**YOUR INSTRUCTIONS:** Spot each line that carries the word "name"; copy those lines.

**RECORD SET:**
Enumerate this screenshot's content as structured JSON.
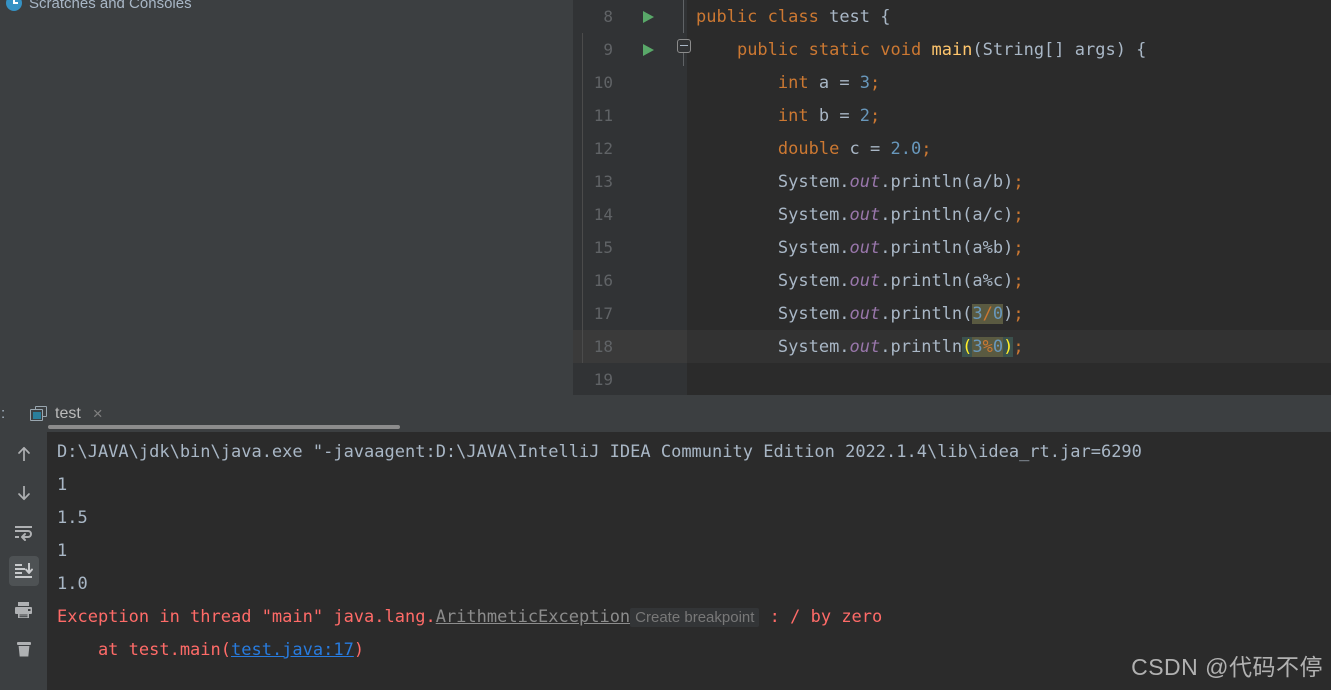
{
  "left_panel": {
    "tree_item": {
      "label": "Scratches and Consoles",
      "icon": "scratches-icon"
    }
  },
  "editor": {
    "lines": [
      {
        "num": "8",
        "indent": 0,
        "run_marker": true,
        "fold": false,
        "bulb": false,
        "current": false,
        "tokens": [
          {
            "t": "public ",
            "c": "kw"
          },
          {
            "t": "class ",
            "c": "kw"
          },
          {
            "t": "test",
            "c": "cls"
          },
          {
            "t": " {",
            "c": "ident"
          }
        ]
      },
      {
        "num": "9",
        "indent": 1,
        "run_marker": true,
        "fold": true,
        "bulb": false,
        "current": false,
        "tokens": [
          {
            "t": "    ",
            "c": "ident"
          },
          {
            "t": "public ",
            "c": "kw"
          },
          {
            "t": "static ",
            "c": "kw"
          },
          {
            "t": "void ",
            "c": "kw"
          },
          {
            "t": "main",
            "c": "mth"
          },
          {
            "t": "(String[] args) {",
            "c": "ident"
          }
        ]
      },
      {
        "num": "10",
        "indent": 2,
        "run_marker": false,
        "fold": false,
        "bulb": false,
        "current": false,
        "tokens": [
          {
            "t": "        ",
            "c": "ident"
          },
          {
            "t": "int ",
            "c": "kw"
          },
          {
            "t": "a = ",
            "c": "ident"
          },
          {
            "t": "3",
            "c": "num"
          },
          {
            "t": ";",
            "c": "sem"
          }
        ]
      },
      {
        "num": "11",
        "indent": 2,
        "run_marker": false,
        "fold": false,
        "bulb": false,
        "current": false,
        "tokens": [
          {
            "t": "        ",
            "c": "ident"
          },
          {
            "t": "int ",
            "c": "kw"
          },
          {
            "t": "b = ",
            "c": "ident"
          },
          {
            "t": "2",
            "c": "num"
          },
          {
            "t": ";",
            "c": "sem"
          }
        ]
      },
      {
        "num": "12",
        "indent": 2,
        "run_marker": false,
        "fold": false,
        "bulb": false,
        "current": false,
        "tokens": [
          {
            "t": "        ",
            "c": "ident"
          },
          {
            "t": "double ",
            "c": "kw"
          },
          {
            "t": "c = ",
            "c": "ident"
          },
          {
            "t": "2.0",
            "c": "num"
          },
          {
            "t": ";",
            "c": "sem"
          }
        ]
      },
      {
        "num": "13",
        "indent": 2,
        "run_marker": false,
        "fold": false,
        "bulb": false,
        "current": false,
        "tokens": [
          {
            "t": "        ",
            "c": "ident"
          },
          {
            "t": "System.",
            "c": "ident"
          },
          {
            "t": "out",
            "c": "fld"
          },
          {
            "t": ".println(a/b)",
            "c": "ident"
          },
          {
            "t": ";",
            "c": "sem"
          }
        ]
      },
      {
        "num": "14",
        "indent": 2,
        "run_marker": false,
        "fold": false,
        "bulb": false,
        "current": false,
        "tokens": [
          {
            "t": "        ",
            "c": "ident"
          },
          {
            "t": "System.",
            "c": "ident"
          },
          {
            "t": "out",
            "c": "fld"
          },
          {
            "t": ".println(a/c)",
            "c": "ident"
          },
          {
            "t": ";",
            "c": "sem"
          }
        ]
      },
      {
        "num": "15",
        "indent": 2,
        "run_marker": false,
        "fold": false,
        "bulb": false,
        "current": false,
        "tokens": [
          {
            "t": "        ",
            "c": "ident"
          },
          {
            "t": "System.",
            "c": "ident"
          },
          {
            "t": "out",
            "c": "fld"
          },
          {
            "t": ".println(a%b)",
            "c": "ident"
          },
          {
            "t": ";",
            "c": "sem"
          }
        ]
      },
      {
        "num": "16",
        "indent": 2,
        "run_marker": false,
        "fold": false,
        "bulb": false,
        "current": false,
        "tokens": [
          {
            "t": "        ",
            "c": "ident"
          },
          {
            "t": "System.",
            "c": "ident"
          },
          {
            "t": "out",
            "c": "fld"
          },
          {
            "t": ".println(a%c)",
            "c": "ident"
          },
          {
            "t": ";",
            "c": "sem"
          }
        ]
      },
      {
        "num": "17",
        "indent": 2,
        "run_marker": false,
        "fold": false,
        "bulb": false,
        "current": false,
        "tokens": [
          {
            "t": "        ",
            "c": "ident"
          },
          {
            "t": "System.",
            "c": "ident"
          },
          {
            "t": "out",
            "c": "fld"
          },
          {
            "t": ".println(",
            "c": "ident"
          },
          {
            "t": "3",
            "c": "num hl-olive"
          },
          {
            "t": "/",
            "c": "sem hl-olive"
          },
          {
            "t": "0",
            "c": "num hl-olive"
          },
          {
            "t": ")",
            "c": "ident"
          },
          {
            "t": ";",
            "c": "sem"
          }
        ]
      },
      {
        "num": "18",
        "indent": 2,
        "run_marker": false,
        "fold": false,
        "bulb": true,
        "current": true,
        "tokens": [
          {
            "t": "        ",
            "c": "ident"
          },
          {
            "t": "System.",
            "c": "ident"
          },
          {
            "t": "out",
            "c": "fld"
          },
          {
            "t": ".println",
            "c": "ident"
          },
          {
            "t": "(",
            "c": "hl-paren"
          },
          {
            "t": "3",
            "c": "num hl-olive"
          },
          {
            "t": "%",
            "c": "sem hl-olive"
          },
          {
            "t": "0",
            "c": "num hl-olive"
          },
          {
            "t": ")",
            "c": "hl-paren"
          },
          {
            "t": ";",
            "c": "sem"
          }
        ]
      },
      {
        "num": "19",
        "indent": 0,
        "run_marker": false,
        "fold": false,
        "bulb": false,
        "current": false,
        "tokens": []
      }
    ]
  },
  "run_window": {
    "colon": ":",
    "tab": {
      "label": "test",
      "icon": "console-tab-icon",
      "close": "×"
    },
    "toolbar": [
      {
        "name": "rerun-up-arrow",
        "icon": "arrow-up-icon",
        "selected": false
      },
      {
        "name": "rerun-down-arrow",
        "icon": "arrow-down-icon",
        "selected": false
      },
      {
        "name": "soft-wrap",
        "icon": "soft-wrap-icon",
        "selected": false
      },
      {
        "name": "scroll-to-end",
        "icon": "scroll-to-end-icon",
        "selected": true
      },
      {
        "name": "print",
        "icon": "printer-icon",
        "selected": false
      },
      {
        "name": "clear-all",
        "icon": "trash-icon",
        "selected": false
      }
    ],
    "console": {
      "command": "D:\\JAVA\\jdk\\bin\\java.exe \"-javaagent:D:\\JAVA\\IntelliJ IDEA Community Edition 2022.1.4\\lib\\idea_rt.jar=6290",
      "outputs": [
        "1",
        "1.5",
        "1",
        "1.0"
      ],
      "exception": {
        "prefix": "Exception in thread \"main\" java.lang.",
        "type": "ArithmeticException",
        "breakpoint_hint": "Create breakpoint",
        "separator": " : ",
        "message": "/ by zero"
      },
      "stack_frame": {
        "prefix": "    at test.main(",
        "link": "test.java:17",
        "suffix": ")"
      }
    }
  },
  "watermark": {
    "text": "CSDN @代码不停"
  },
  "colors": {
    "editor_bg": "#2B2B2B",
    "gutter_bg": "#313335",
    "panel_bg": "#3C3F41",
    "keyword": "#CC7832",
    "number": "#6897BB",
    "method": "#FFC66D",
    "field": "#9876AA",
    "text": "#A9B7C6",
    "error": "#FF6B68",
    "link": "#287BDE",
    "run_green": "#59A869",
    "bulb": "#F2A73B"
  }
}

**SOLUTION FOR THIS TASK:**
        "name": "rerun-up-arrow",
        "name": "rerun-down-arrow",
        "name": "soft-wrap",
        "name": "scroll-to-end",
        "name": "print",
        "name": "clear-all",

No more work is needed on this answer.